> _Tasks to perform_
1) Using the interview with the cataloging librarian, answer each question on its own line, marked the same way.
(a) From which college did she earn her bachelor's degree?
(b) What was her first library job?
(c) At which online conference did she recently speak?
2) Pick up the interview with the cataloging librarian from where it stops, and keep writing.

> _Extract_
/---

Today we're talking with Emily Dust Nimsakont, who is the Cataloging Librarian at the Nebraska Library Commission. She also provides cataloging training to librarians throughout Nebraska and recently spoke at the online conference, RDA @ Your Library, presented by Amigos Library Services. Let's get started with the interview!
What is your educational/professional background?
I have a bachelor’s degree in history and psychology from Knox College in Galesburg, IL, a master’s degree in museum studies from the University of Nebraska-Lincoln, and a master’s degree in library science from the University of Missouri-Columbia. Before working in the library world, I worked for museums and nonprofit organizations. My first library job was as a reference assistant at an academic library. I finished library school in May of 2008, and since October of that year, I have been working as the Cataloging Librarian at the Nebraska Library Commission in Lincoln, Nebraska.
When you graduated college/graduate school what were your career goals/have they changed since?

\---

> _Recorded data_
/---

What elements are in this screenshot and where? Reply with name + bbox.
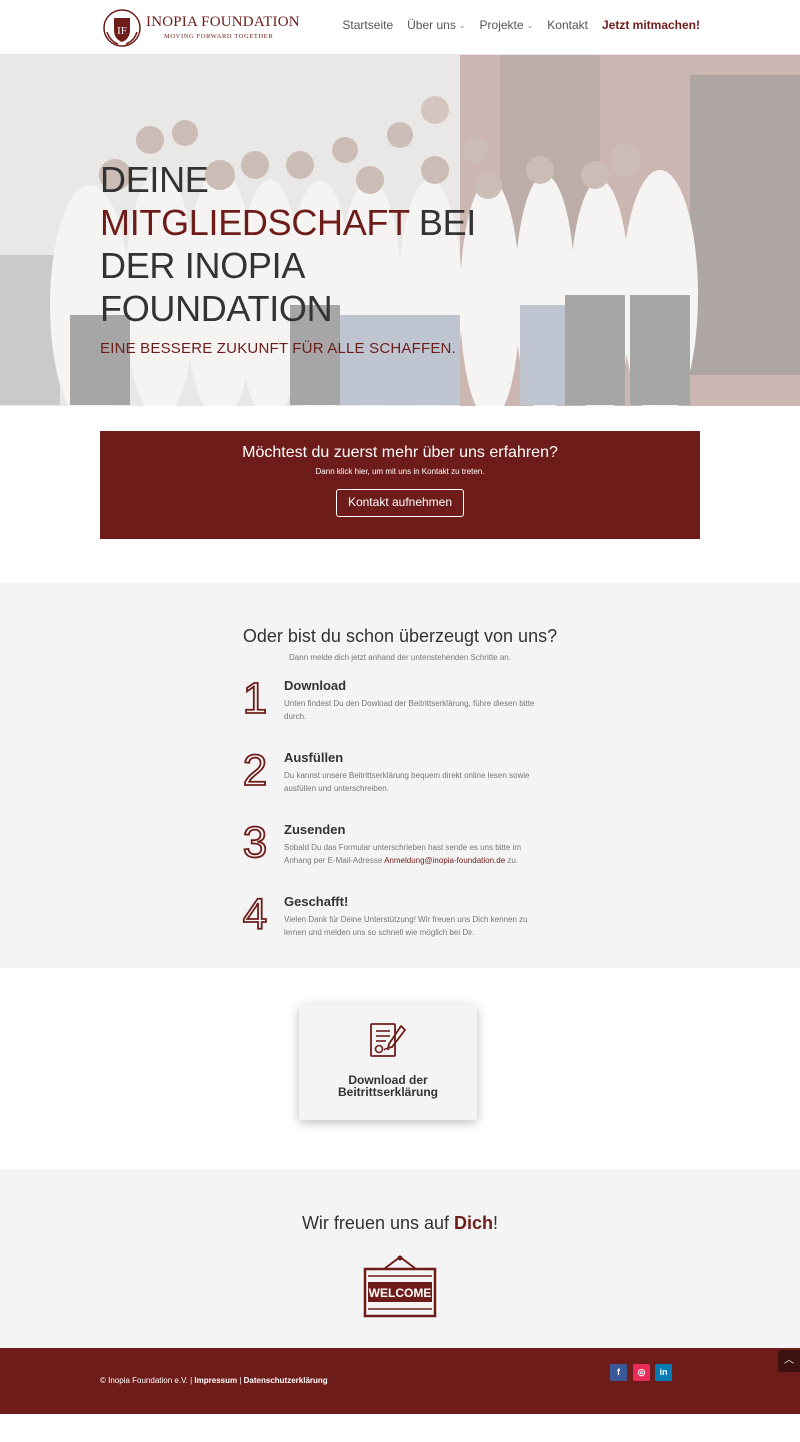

\---

> _Task answers_
1)
(a) Knox College in Galesburg, IL
(b) Reference assistant at an academic library
(c) RDA @ Your Library, presented by Amigos Library Services

2)
When I finished my undergraduate degree, I wanted to work in a history museum, preferably as a museum educator. When I finished my library science degree, my goal was to find a job as a cataloger, and I have succeeded at that goal. See my answer to the next question for more detail on how my goals changed.
When/how did you decide the LIS career path was for you?
For a long time, I’ve been interested in informal learning environments, places outside of the classroom where learning takes place. My first career path was in the museum field, and about a year and a half after I finished graduate school for the first time, I was feeling pretty frustrated with the job prospects in the field. At around the same time, I was discovering that while a lot of my colleagues were about preserving the stuff in our collections, I was interested in connecting people with the information about the items in our collections (writing up exhibit text, doing research in our collections for museum visitors, etc.). I started to think that maybe librarianship was the career for me. I started library school without any experience working in libraries, but luckily, I quickly discovered that working in libraries was indeed a good fit for me.
What does a typical work day look like for you?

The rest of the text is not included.